[Dataset rows about figures]
+++
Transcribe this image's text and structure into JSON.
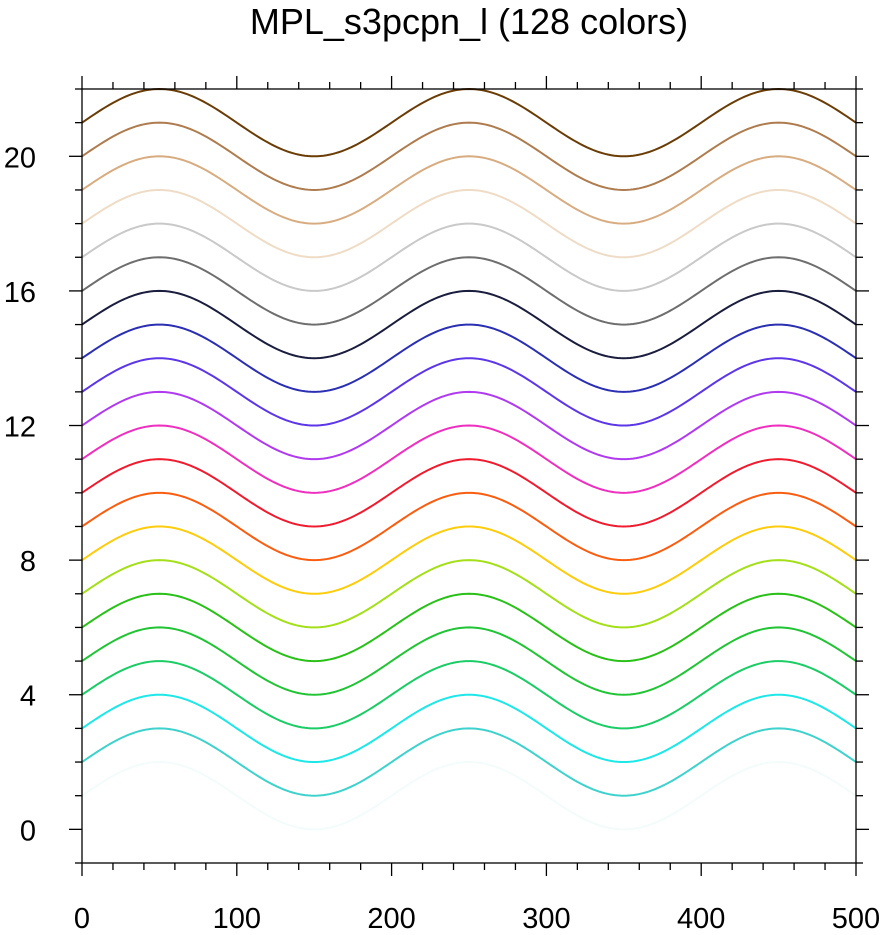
{
  "chart_data": {
    "type": "line",
    "title": "MPL_s3pcpn_l (128 colors)",
    "xlabel": "",
    "ylabel": "",
    "xlim": [
      0,
      500
    ],
    "ylim": [
      -1,
      22
    ],
    "x_ticks": [
      0,
      100,
      200,
      300,
      400,
      500
    ],
    "y_ticks": [
      0,
      4,
      8,
      12,
      16,
      20
    ],
    "x_minor_step": 20,
    "y_minor_step": 1,
    "grid": false,
    "series_function": "y = offset + sin(2*pi*x/200)",
    "series": [
      {
        "offset": 1,
        "color": "#f3fbfb"
      },
      {
        "offset": 2,
        "color": "#3fd2cd"
      },
      {
        "offset": 3,
        "color": "#1de7e7"
      },
      {
        "offset": 4,
        "color": "#1ccc66"
      },
      {
        "offset": 5,
        "color": "#21c434"
      },
      {
        "offset": 6,
        "color": "#29c118"
      },
      {
        "offset": 7,
        "color": "#a4df19"
      },
      {
        "offset": 8,
        "color": "#fdcc0d"
      },
      {
        "offset": 9,
        "color": "#fa5d10"
      },
      {
        "offset": 10,
        "color": "#f01b2e"
      },
      {
        "offset": 11,
        "color": "#ee2fbf"
      },
      {
        "offset": 12,
        "color": "#b03aef"
      },
      {
        "offset": 13,
        "color": "#5d37e7"
      },
      {
        "offset": 14,
        "color": "#2b2fb1"
      },
      {
        "offset": 15,
        "color": "#1a1d3d"
      },
      {
        "offset": 16,
        "color": "#6e6e6e"
      },
      {
        "offset": 17,
        "color": "#c9c9c9"
      },
      {
        "offset": 18,
        "color": "#efdcc6"
      },
      {
        "offset": 19,
        "color": "#d8ac81"
      },
      {
        "offset": 20,
        "color": "#ae7c4e"
      },
      {
        "offset": 21,
        "color": "#6a3c06"
      }
    ]
  }
}
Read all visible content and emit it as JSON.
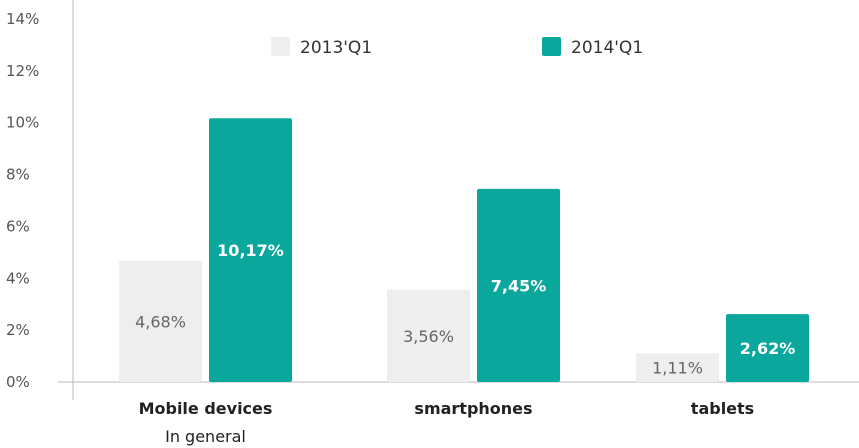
{
  "chart_data": {
    "type": "bar",
    "categories": [
      "Mobile devices",
      "smartphones",
      "tablets"
    ],
    "category_sublabels": [
      "In general",
      "",
      ""
    ],
    "series": [
      {
        "name": "2013'Q1",
        "values": [
          4.68,
          3.56,
          1.11
        ],
        "labels": [
          "4,68%",
          "3,56%",
          "1,11%"
        ],
        "color": "#eeeeee"
      },
      {
        "name": "2014'Q1",
        "values": [
          10.17,
          7.45,
          2.62
        ],
        "labels": [
          "10,17%",
          "7,45%",
          "2,62%"
        ],
        "color": "#0aa79d"
      }
    ],
    "y_ticks": [
      "0%",
      "2%",
      "4%",
      "6%",
      "8%",
      "10%",
      "12%",
      "14%"
    ],
    "ylim": [
      0,
      14
    ],
    "grid": false,
    "legend": "top-center"
  }
}
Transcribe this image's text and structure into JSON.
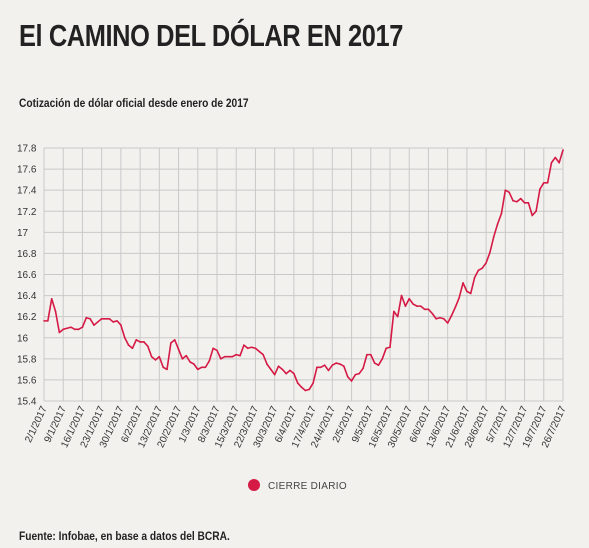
{
  "header": {
    "title": "El CAMINO DEL DÓLAR EN 2017",
    "subtitle": "Cotización de dólar oficial desde enero de 2017"
  },
  "footer": {
    "source": "Fuente: Infobae, en base a datos del BCRA."
  },
  "legend": {
    "label": "CIERRE DIARIO"
  },
  "colors": {
    "series": "#d51a45",
    "grid": "#c9c9c9",
    "background": "#f2f1ee"
  },
  "chart_data": {
    "type": "line",
    "ylim": [
      15.4,
      17.8
    ],
    "yticks": [
      "15.4",
      "15.6",
      "15.8",
      "16",
      "16.2",
      "16.4",
      "16.6",
      "16.8",
      "17",
      "17.2",
      "17.4",
      "17.6",
      "17.8"
    ],
    "xtick_labels": [
      "2/1/2017",
      "9/1/2017",
      "16/1/2017",
      "23/1/2017",
      "30/1/2017",
      "6/2/2017",
      "13/2/2017",
      "20/2/2017",
      "1/3/2017",
      "8/3/2017",
      "15/3/2017",
      "22/3/2017",
      "30/3/2017",
      "6/4/2017",
      "17/4/2017",
      "24/4/2017",
      "2/5/2017",
      "9/5/2017",
      "16/5/2017",
      "30/5/2017",
      "6/6/2017",
      "13/6/2017",
      "21/6/2017",
      "28/6/2017",
      "5/7/2017",
      "12/7/2017",
      "19/7/2017",
      "26/7/2017"
    ],
    "xtick_index": [
      0,
      5,
      10,
      15,
      20,
      25,
      30,
      35,
      40,
      45,
      50,
      55,
      60,
      65,
      70,
      75,
      80,
      85,
      90,
      95,
      100,
      105,
      110,
      115,
      120,
      125,
      130,
      135
    ],
    "series": [
      {
        "name": "CIERRE DIARIO",
        "values": [
          16.16,
          16.16,
          16.37,
          16.25,
          16.05,
          16.08,
          16.09,
          16.1,
          16.08,
          16.08,
          16.1,
          16.19,
          16.18,
          16.12,
          16.15,
          16.18,
          16.18,
          16.18,
          16.15,
          16.16,
          16.12,
          16.0,
          15.93,
          15.9,
          15.98,
          15.96,
          15.96,
          15.92,
          15.82,
          15.79,
          15.82,
          15.72,
          15.7,
          15.95,
          15.98,
          15.89,
          15.8,
          15.83,
          15.77,
          15.75,
          15.7,
          15.72,
          15.72,
          15.78,
          15.9,
          15.88,
          15.8,
          15.82,
          15.82,
          15.82,
          15.84,
          15.83,
          15.93,
          15.9,
          15.91,
          15.9,
          15.87,
          15.84,
          15.75,
          15.7,
          15.65,
          15.73,
          15.7,
          15.66,
          15.69,
          15.66,
          15.57,
          15.53,
          15.5,
          15.51,
          15.57,
          15.72,
          15.72,
          15.74,
          15.69,
          15.74,
          15.76,
          15.75,
          15.73,
          15.63,
          15.59,
          15.65,
          15.66,
          15.71,
          15.84,
          15.84,
          15.76,
          15.74,
          15.8,
          15.9,
          15.91,
          16.25,
          16.2,
          16.4,
          16.3,
          16.37,
          16.32,
          16.3,
          16.3,
          16.27,
          16.27,
          16.23,
          16.18,
          16.19,
          16.18,
          16.14,
          16.21,
          16.29,
          16.38,
          16.52,
          16.44,
          16.42,
          16.57,
          16.64,
          16.66,
          16.71,
          16.81,
          16.96,
          17.08,
          17.18,
          17.4,
          17.38,
          17.3,
          17.29,
          17.32,
          17.28,
          17.28,
          17.16,
          17.2,
          17.41,
          17.47,
          17.47,
          17.66,
          17.71,
          17.66,
          17.78
        ]
      }
    ]
  }
}
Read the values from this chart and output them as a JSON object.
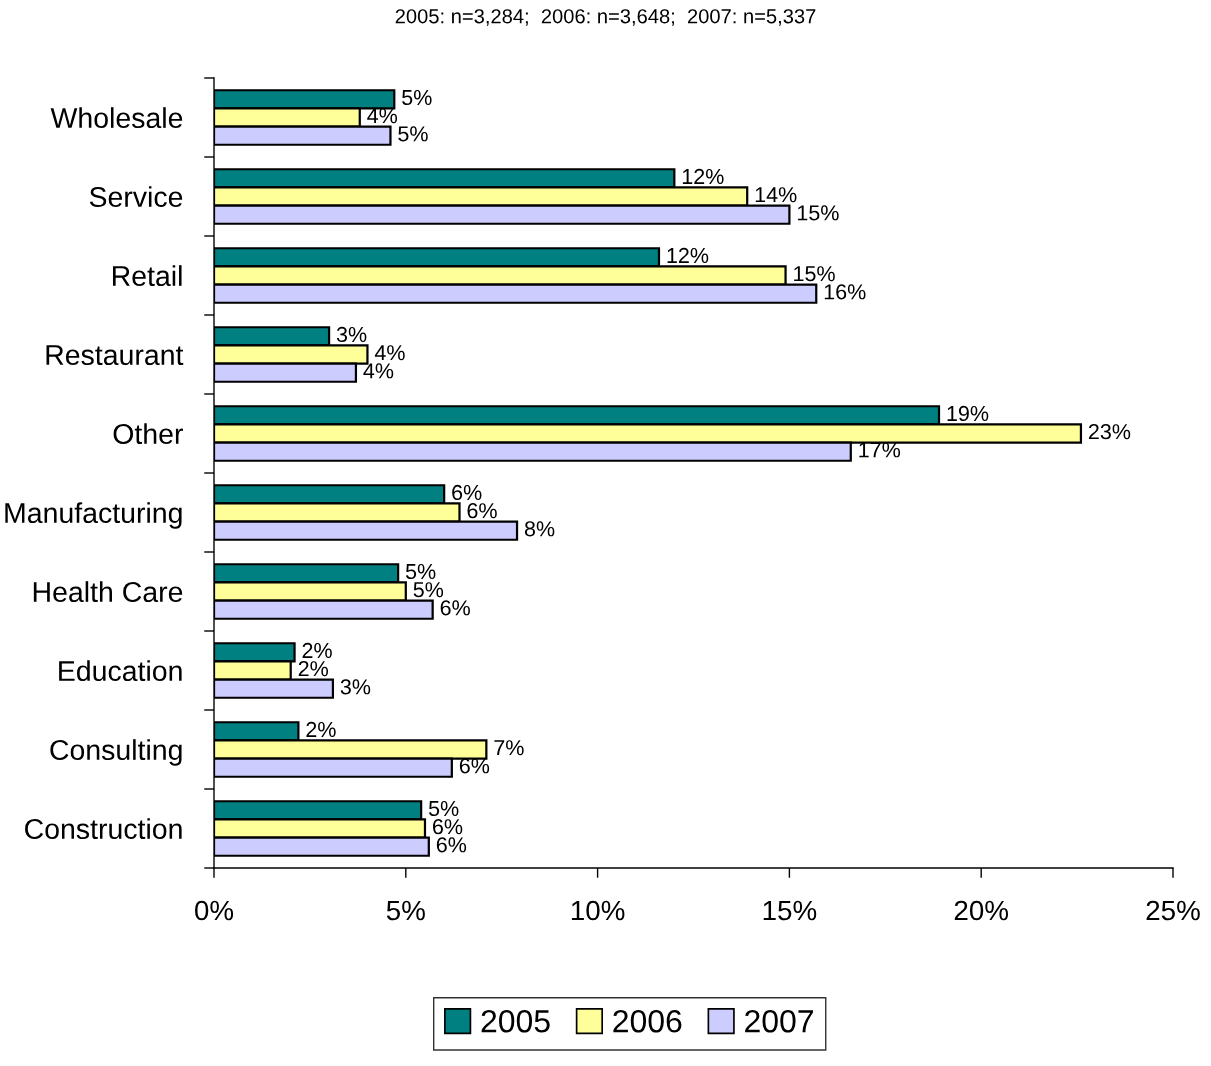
{
  "chart_data": {
    "type": "bar",
    "orientation": "horizontal",
    "title": "2005: n=3,284;  2006: n=3,648;  2007: n=5,337",
    "categories": [
      "Wholesale",
      "Service",
      "Retail",
      "Restaurant",
      "Other",
      "Manufacturing",
      "Health Care",
      "Education",
      "Consulting",
      "Construction"
    ],
    "series": [
      {
        "name": "2005",
        "color": "#008080",
        "values": [
          4.7,
          12.0,
          11.6,
          3.0,
          18.9,
          6.0,
          4.8,
          2.1,
          2.2,
          5.4
        ],
        "value_labels": [
          "5%",
          "12%",
          "12%",
          "3%",
          "19%",
          "6%",
          "5%",
          "2%",
          "2%",
          "5%"
        ]
      },
      {
        "name": "2006",
        "color": "#ffff99",
        "values": [
          3.8,
          13.9,
          14.9,
          4.0,
          22.6,
          6.4,
          5.0,
          2.0,
          7.1,
          5.5
        ],
        "value_labels": [
          "4%",
          "14%",
          "15%",
          "4%",
          "23%",
          "6%",
          "5%",
          "2%",
          "7%",
          "6%"
        ]
      },
      {
        "name": "2007",
        "color": "#ccccff",
        "values": [
          4.6,
          15.0,
          15.7,
          3.7,
          16.6,
          7.9,
          5.7,
          3.1,
          6.2,
          5.6
        ],
        "value_labels": [
          "5%",
          "15%",
          "16%",
          "4%",
          "17%",
          "8%",
          "6%",
          "3%",
          "6%",
          "6%"
        ]
      }
    ],
    "xlim": [
      0,
      25
    ],
    "xticks": [
      {
        "value": 0,
        "label": "0%"
      },
      {
        "value": 5,
        "label": "5%"
      },
      {
        "value": 10,
        "label": "10%"
      },
      {
        "value": 15,
        "label": "15%"
      },
      {
        "value": 20,
        "label": "20%"
      },
      {
        "value": 25,
        "label": "25%"
      }
    ],
    "legend": "bottom"
  }
}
+++
__TASK DIRECTIONS__: From the listing above, copy all lines holding the word "Read".

__SOLUTION TO THIS PROBLEM__:
Read all visible content and emit it as JSON.
Read the values from this chart and output them as a JSON object.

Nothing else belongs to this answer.